>> begin Task input
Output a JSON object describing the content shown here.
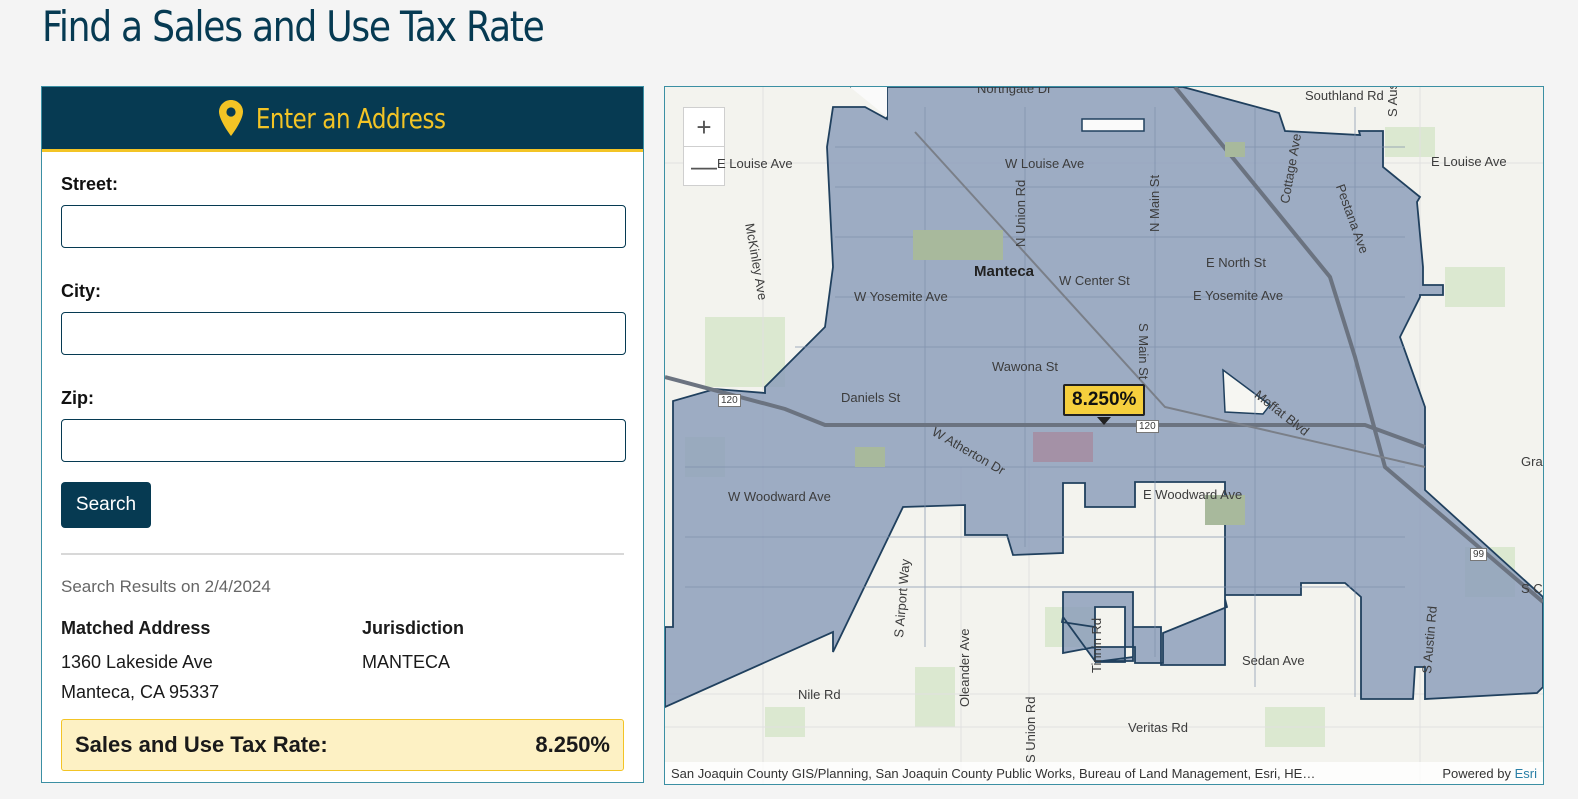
{
  "title": "Find a Sales and Use Tax Rate",
  "panel": {
    "header": "Enter an Address",
    "street_label": "Street:",
    "city_label": "City:",
    "zip_label": "Zip:",
    "street_value": "",
    "city_value": "",
    "zip_value": "",
    "search_label": "Search",
    "results_date": "Search Results on 2/4/2024",
    "matched_address_label": "Matched Address",
    "address_line1": "1360 Lakeside Ave",
    "address_line2": "Manteca, CA 95337",
    "jurisdiction_label": "Jurisdiction",
    "jurisdiction": "MANTECA",
    "rate_label": "Sales and Use Tax Rate:",
    "rate_value": "8.250%"
  },
  "map": {
    "zoom_in": "+",
    "zoom_out": "—",
    "callout": "8.250%",
    "city": "Manteca",
    "roads": {
      "northgate": "Northgate Dr",
      "southland": "Southland Rd",
      "s_austin_top": "S Austin R",
      "e_louise_left": "E Louise Ave",
      "w_louise": "W Louise Ave",
      "e_louise_right": "E Louise Ave",
      "cottage": "Cottage Ave",
      "pestana": "Pestana Ave",
      "n_union": "N Union Rd",
      "n_main": "N Main St",
      "mckinley": "McKinley Ave",
      "e_north": "E North St",
      "w_center": "W Center St",
      "w_yosemite": "W Yosemite Ave",
      "e_yosemite": "E Yosemite Ave",
      "s_main": "S Main St",
      "wawona": "Wawona St",
      "daniels": "Daniels St",
      "moffat": "Moffat Blvd",
      "w_atherton": "W Atherton Dr",
      "w_woodward": "W Woodward Ave",
      "e_woodward": "E Woodward Ave",
      "s_airport": "S Airport Way",
      "tinnin": "Tinnin Rd",
      "s_austin_bottom": "S Austin Rd",
      "oleander": "Oleander Ave",
      "sedan": "Sedan Ave",
      "nile": "Nile Rd",
      "veritas": "Veritas Rd",
      "s_union": "S Union Rd",
      "hwy_120a": "120",
      "hwy_120b": "120",
      "hwy_99": "99",
      "gra": "Gra",
      "sc": "S C"
    },
    "attribution": "San Joaquin County GIS/Planning, San Joaquin County Public Works, Bureau of Land Management, Esri, HE…",
    "powered_by": "Powered by",
    "esri": "Esri"
  },
  "colors": {
    "navy": "#063a52",
    "gold": "#f3c425",
    "jurisdiction_fill": "#8d9fbb"
  }
}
>> end Task input
Retype the listing exactly. Pictures do not belong in the copy.

Output a JSON object describing the content shown here.
{
  "title": "Find a Sales and Use Tax Rate",
  "panel": {
    "header": "Enter an Address",
    "street_label": "Street:",
    "city_label": "City:",
    "zip_label": "Zip:",
    "street_value": "",
    "city_value": "",
    "zip_value": "",
    "search_label": "Search",
    "results_date": "Search Results on 2/4/2024",
    "matched_address_label": "Matched Address",
    "address_line1": "1360 Lakeside Ave",
    "address_line2": "Manteca, CA 95337",
    "jurisdiction_label": "Jurisdiction",
    "jurisdiction": "MANTECA",
    "rate_label": "Sales and Use Tax Rate:",
    "rate_value": "8.250%"
  },
  "map": {
    "zoom_in": "+",
    "zoom_out": "—",
    "callout": "8.250%",
    "city": "Manteca",
    "roads": {
      "northgate": "Northgate Dr",
      "southland": "Southland Rd",
      "s_austin_top": "S Austin R",
      "e_louise_left": "E Louise Ave",
      "w_louise": "W Louise Ave",
      "e_louise_right": "E Louise Ave",
      "cottage": "Cottage Ave",
      "pestana": "Pestana Ave",
      "n_union": "N Union Rd",
      "n_main": "N Main St",
      "mckinley": "McKinley Ave",
      "e_north": "E North St",
      "w_center": "W Center St",
      "w_yosemite": "W Yosemite Ave",
      "e_yosemite": "E Yosemite Ave",
      "s_main": "S Main St",
      "wawona": "Wawona St",
      "daniels": "Daniels St",
      "moffat": "Moffat Blvd",
      "w_atherton": "W Atherton Dr",
      "w_woodward": "W Woodward Ave",
      "e_woodward": "E Woodward Ave",
      "s_airport": "S Airport Way",
      "tinnin": "Tinnin Rd",
      "s_austin_bottom": "S Austin Rd",
      "oleander": "Oleander Ave",
      "sedan": "Sedan Ave",
      "nile": "Nile Rd",
      "veritas": "Veritas Rd",
      "s_union": "S Union Rd",
      "hwy_120a": "120",
      "hwy_120b": "120",
      "hwy_99": "99",
      "gra": "Gra",
      "sc": "S C"
    },
    "attribution": "San Joaquin County GIS/Planning, San Joaquin County Public Works, Bureau of Land Management, Esri, HE…",
    "powered_by": "Powered by",
    "esri": "Esri"
  },
  "colors": {
    "navy": "#063a52",
    "gold": "#f3c425",
    "jurisdiction_fill": "#8d9fbb"
  }
}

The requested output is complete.